* begin DATASET *

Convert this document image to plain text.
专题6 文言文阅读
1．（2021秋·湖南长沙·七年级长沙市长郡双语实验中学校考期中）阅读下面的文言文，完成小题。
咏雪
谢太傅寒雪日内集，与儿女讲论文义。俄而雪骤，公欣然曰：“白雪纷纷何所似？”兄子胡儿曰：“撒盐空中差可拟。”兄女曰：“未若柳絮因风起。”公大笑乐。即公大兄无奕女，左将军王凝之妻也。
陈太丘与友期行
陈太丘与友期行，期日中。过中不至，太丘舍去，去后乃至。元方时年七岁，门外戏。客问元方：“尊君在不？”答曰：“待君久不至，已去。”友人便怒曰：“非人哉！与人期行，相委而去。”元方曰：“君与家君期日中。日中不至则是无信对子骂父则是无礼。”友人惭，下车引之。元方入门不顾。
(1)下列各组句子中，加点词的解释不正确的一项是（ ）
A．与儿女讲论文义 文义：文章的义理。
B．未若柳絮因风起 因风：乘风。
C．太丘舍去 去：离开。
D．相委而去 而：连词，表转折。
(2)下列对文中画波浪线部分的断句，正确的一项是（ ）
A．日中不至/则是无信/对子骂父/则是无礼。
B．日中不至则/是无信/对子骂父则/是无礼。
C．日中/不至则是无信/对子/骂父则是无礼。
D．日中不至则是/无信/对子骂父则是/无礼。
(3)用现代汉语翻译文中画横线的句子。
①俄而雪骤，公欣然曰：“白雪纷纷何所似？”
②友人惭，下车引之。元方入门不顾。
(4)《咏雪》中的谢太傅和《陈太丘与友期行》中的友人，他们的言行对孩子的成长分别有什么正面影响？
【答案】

* end DATASET *

◆ **WORK TO BE COMPLETED**
Recopy the entries above exactly, with every line included.

◆ **RESULT OF THIS EXERCISE**
Convert this document image to plain text.
专题6 文言文阅读
1．（2021秋·湖南长沙·七年级长沙市长郡双语实验中学校考期中）阅读下面的文言文，完成小题。
咏雪
谢太傅寒雪日内集，与儿女讲论文义。俄而雪骤，公欣然曰：“白雪纷纷何所似？”兄子胡儿曰：“撒盐空中差可拟。”兄女曰：“未若柳絮因风起。”公大笑乐。即公大兄无奕女，左将军王凝之妻也。
陈太丘与友期行
陈太丘与友期行，期日中。过中不至，太丘舍去，去后乃至。元方时年七岁，门外戏。客问元方：“尊君在不？”答曰：“待君久不至，已去。”友人便怒曰：“非人哉！与人期行，相委而去。”元方曰：“君与家君期日中。日中不至则是无信对子骂父则是无礼。”友人惭，下车引之。元方入门不顾。
(1)下列各组句子中，加点词的解释不正确的一项是（ ）
A．与儿女讲论文义 文义：文章的义理。
B．未若柳絮因风起 因风：乘风。
C．太丘舍去 去：离开。
D．相委而去 而：连词，表转折。
(2)下列对文中画波浪线部分的断句，正确的一项是（ ）
A．日中不至/则是无信/对子骂父/则是无礼。
B．日中不至则/是无信/对子骂父则/是无礼。
C．日中/不至则是无信/对子/骂父则是无礼。
D．日中不至则是/无信/对子骂父则是/无礼。
(3)用现代汉语翻译文中画横线的句子。
①俄而雪骤，公欣然曰：“白雪纷纷何所似？”
②友人惭，下车引之。元方入门不顾。
(4)《咏雪》中的谢太傅和《陈太丘与友期行》中的友人，他们的言行对孩子的成长分别有什么正面影响？
【答案】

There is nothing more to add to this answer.